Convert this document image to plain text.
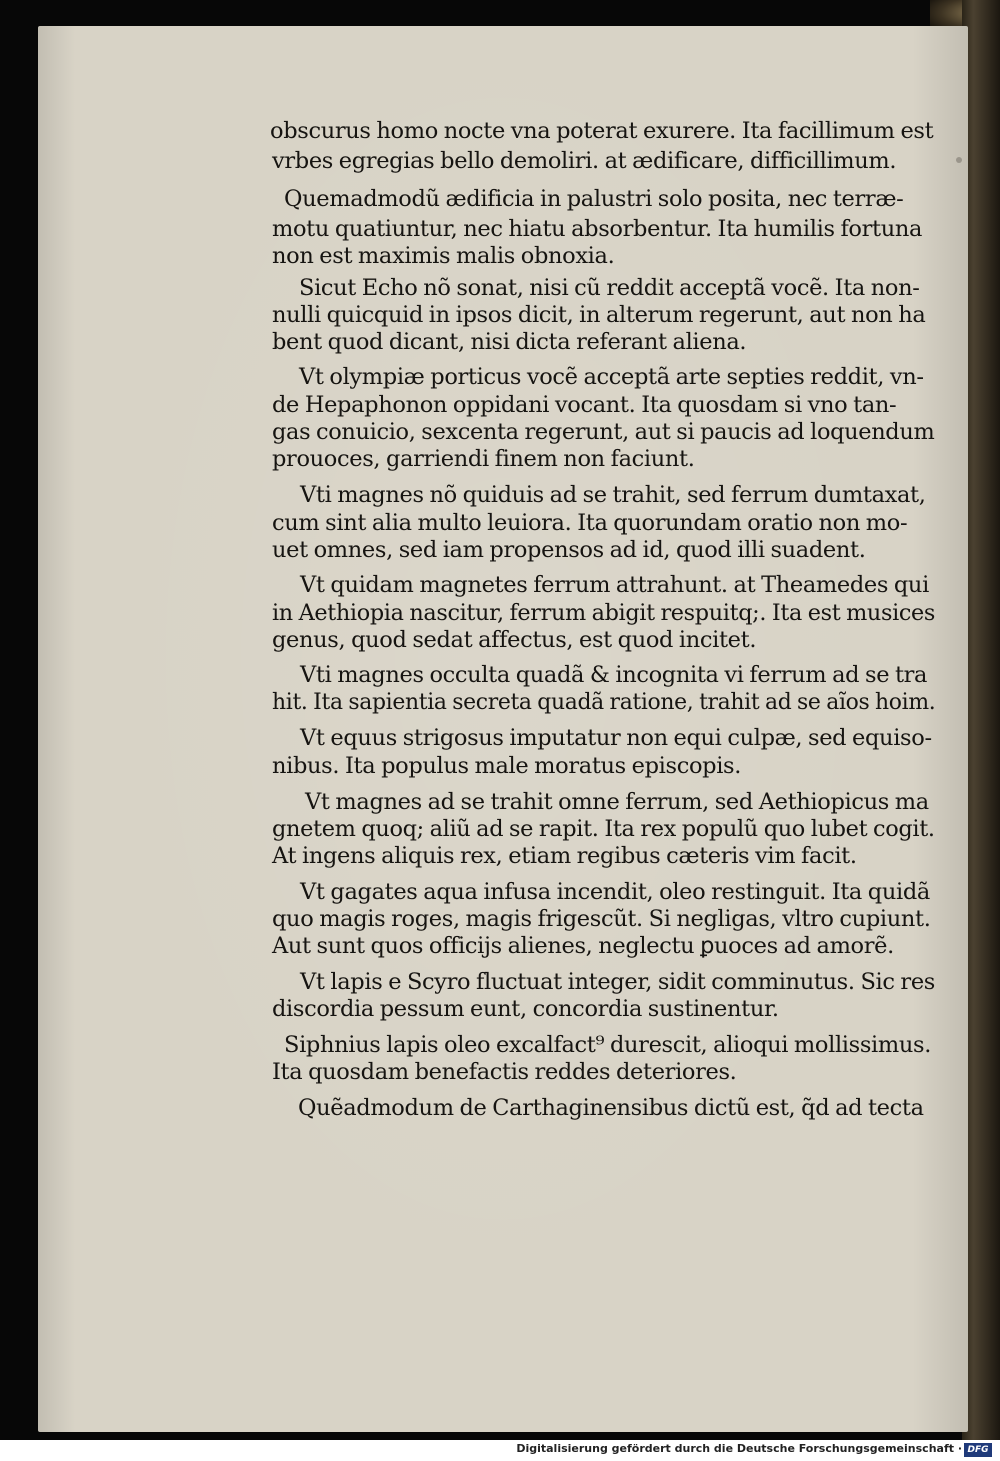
obscurus homo nocte vna poterat exurere. Ita facillimum est
vrbes egregias bello demoliri. at ædificare, difficillimum.
Quemadmodũ ædificia in palustri solo posita, nec terræ-
motu quatiuntur, nec hiatu absorbentur. Ita humilis fortuna
non est maximis malis obnoxia.
Sicut Echo nõ sonat, nisi cũ reddit acceptã vocẽ. Ita non-
nulli quicquid in ipsos dicit, in alterum regerunt, aut non ha
bent quod dicant, nisi dicta referant aliena.
Vt olympiæ porticus vocẽ acceptã arte septies reddit, vn-
de Hepaphonon oppidani vocant. Ita quosdam si vno tan-
gas conuicio, sexcenta regerunt, aut si paucis ad loquendum
prouoces, garriendi finem non faciunt.
Vti magnes nõ quiduis ad se trahit, sed ferrum dumtaxat,
cum sint alia multo leuiora. Ita quorundam oratio non mo-
uet omnes, sed iam propensos ad id, quod illi suadent.
Vt quidam magnetes ferrum attrahunt. at Theamedes qui
in Aethiopia nascitur, ferrum abigit respuitq;. Ita est musices
genus, quod sedat affectus, est quod incitet.
Vti magnes occulta quadã & incognita vi ferrum ad se tra
hit. Ita sapientia secreta quadã ratione, trahit ad se aĩos hoim.
Vt equus strigosus imputatur non equi culpæ, sed equiso-
nibus. Ita populus male moratus episcopis.
Vt magnes ad se trahit omne ferrum, sed Aethiopicus ma
gnetem quoq; aliũ ad se rapit. Ita rex populũ quo lubet cogit.
At ingens aliquis rex, etiam regibus cæteris vim facit.
Vt gagates aqua infusa incendit, oleo restinguit. Ita quidã
quo magis roges, magis frigescũt. Si negligas, vltro cupiunt.
Aut sunt quos officijs alienes, neglectu ꝑuoces ad amorẽ.
Vt lapis e Scyro fluctuat integer, sidit comminutus. Sic res
discordia pessum eunt, concordia sustinentur.
Siphnius lapis oleo excalfact⁹ durescit, alioqui mollissimus.
Ita quosdam benefactis reddes deteriores.
Quẽadmodum de Carthaginensibus dictũ est, q̃d ad tecta
Digitalisierung gefördert durch die Deutsche Forschungsgemeinschaft · DFG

### [Work instructions]
Print each of the records above exactly as written, leaving no picture in the copy.

### [Output for this exercise]
Convert this document image to plain text.
obscurus homo nocte vna poterat exurere. Ita facillimum est
vrbes egregias bello demoliri. at ædificare, difficillimum.
Quemadmodũ ædificia in palustri solo posita, nec terræ-
motu quatiuntur, nec hiatu absorbentur. Ita humilis fortuna
non est maximis malis obnoxia.
Sicut Echo nõ sonat, nisi cũ reddit acceptã vocẽ. Ita non-
nulli quicquid in ipsos dicit, in alterum regerunt, aut non ha
bent quod dicant, nisi dicta referant aliena.
Vt olympiæ porticus vocẽ acceptã arte septies reddit, vn-
de Hepaphonon oppidani vocant. Ita quosdam si vno tan-
gas conuicio, sexcenta regerunt, aut si paucis ad loquendum
prouoces, garriendi finem non faciunt.
Vti magnes nõ quiduis ad se trahit, sed ferrum dumtaxat,
cum sint alia multo leuiora. Ita quorundam oratio non mo-
uet omnes, sed iam propensos ad id, quod illi suadent.
Vt quidam magnetes ferrum attrahunt. at Theamedes qui
in Aethiopia nascitur, ferrum abigit respuitq;. Ita est musices
genus, quod sedat affectus, est quod incitet.
Vti magnes occulta quadã & incognita vi ferrum ad se tra
hit. Ita sapientia secreta quadã ratione, trahit ad se aĩos hoim.
Vt equus strigosus imputatur non equi culpæ, sed equiso-
nibus. Ita populus male moratus episcopis.
Vt magnes ad se trahit omne ferrum, sed Aethiopicus ma
gnetem quoq; aliũ ad se rapit. Ita rex populũ quo lubet cogit.
At ingens aliquis rex, etiam regibus cæteris vim facit.
Vt gagates aqua infusa incendit, oleo restinguit. Ita quidã
quo magis roges, magis frigescũt. Si negligas, vltro cupiunt.
Aut sunt quos officijs alienes, neglectu ꝑuoces ad amorẽ.
Vt lapis e Scyro fluctuat integer, sidit comminutus. Sic res
discordia pessum eunt, concordia sustinentur.
Siphnius lapis oleo excalfact⁹ durescit, alioqui mollissimus.
Ita quosdam benefactis reddes deteriores.
Quẽadmodum de Carthaginensibus dictũ est, q̃d ad tecta
Digitalisierung gefördert durch die Deutsche Forschungsgemeinschaft · DFG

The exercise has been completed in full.